EXERCISE INSTRUCTIONS: Copy out each line of the data that holds the word "Professor".

--

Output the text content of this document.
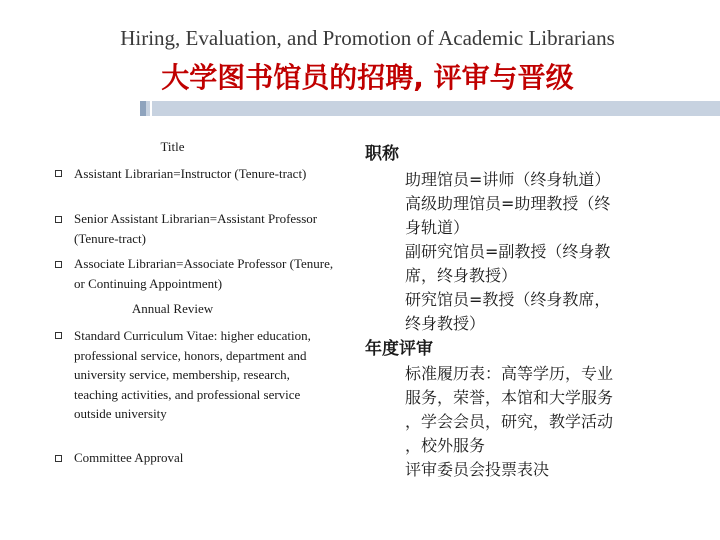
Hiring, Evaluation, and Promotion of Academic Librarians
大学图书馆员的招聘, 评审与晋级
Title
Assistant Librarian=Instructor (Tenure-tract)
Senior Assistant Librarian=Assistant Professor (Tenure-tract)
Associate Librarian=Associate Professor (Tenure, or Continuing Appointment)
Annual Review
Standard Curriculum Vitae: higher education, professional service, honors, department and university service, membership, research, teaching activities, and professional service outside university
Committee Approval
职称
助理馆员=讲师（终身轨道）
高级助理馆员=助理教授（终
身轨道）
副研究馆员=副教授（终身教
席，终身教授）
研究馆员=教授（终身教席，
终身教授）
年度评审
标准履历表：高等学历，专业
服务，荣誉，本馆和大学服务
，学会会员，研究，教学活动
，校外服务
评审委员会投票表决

--

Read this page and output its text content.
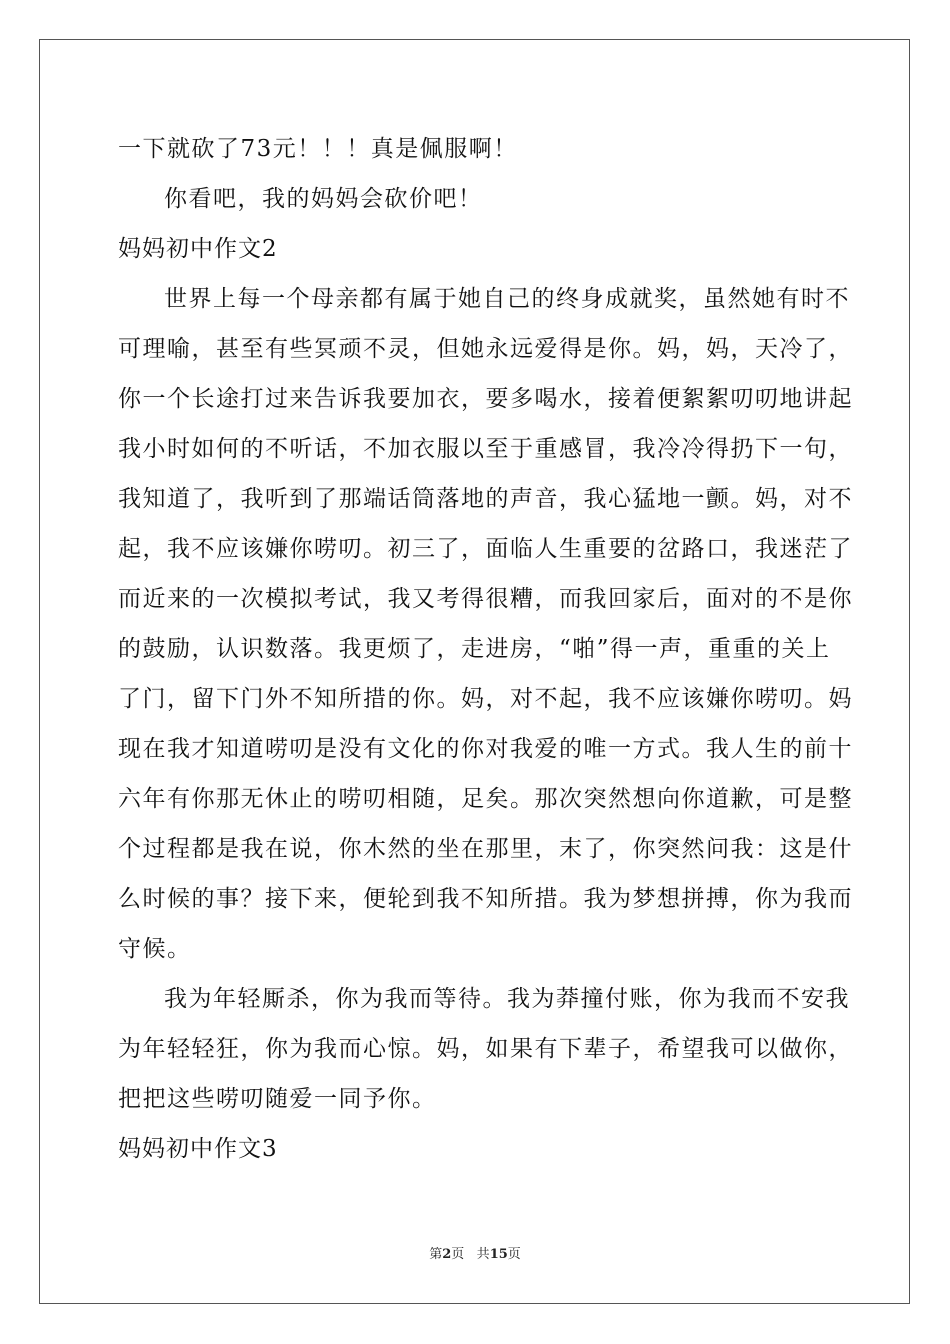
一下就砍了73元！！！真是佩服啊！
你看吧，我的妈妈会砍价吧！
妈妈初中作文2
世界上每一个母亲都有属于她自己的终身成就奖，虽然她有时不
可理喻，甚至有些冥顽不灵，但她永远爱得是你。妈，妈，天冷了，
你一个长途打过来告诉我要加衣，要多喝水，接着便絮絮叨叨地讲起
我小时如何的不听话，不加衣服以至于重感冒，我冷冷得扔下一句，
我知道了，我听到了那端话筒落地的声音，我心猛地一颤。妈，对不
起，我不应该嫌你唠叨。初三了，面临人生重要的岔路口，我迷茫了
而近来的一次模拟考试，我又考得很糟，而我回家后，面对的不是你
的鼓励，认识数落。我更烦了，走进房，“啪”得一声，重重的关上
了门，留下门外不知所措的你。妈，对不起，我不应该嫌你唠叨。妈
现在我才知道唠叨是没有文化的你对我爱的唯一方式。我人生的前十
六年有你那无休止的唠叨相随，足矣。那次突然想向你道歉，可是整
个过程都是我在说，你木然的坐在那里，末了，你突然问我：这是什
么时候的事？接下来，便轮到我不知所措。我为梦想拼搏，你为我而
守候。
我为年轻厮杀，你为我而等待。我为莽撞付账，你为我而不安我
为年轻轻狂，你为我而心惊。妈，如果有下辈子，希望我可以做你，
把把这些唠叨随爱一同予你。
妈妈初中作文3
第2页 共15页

--

EXERCISE ANSWER:
Senior Assistant Librarian=Assistant Professor (Tenure-tract)
Associate Librarian=Associate Professor (Tenure, or Continuing Appointment)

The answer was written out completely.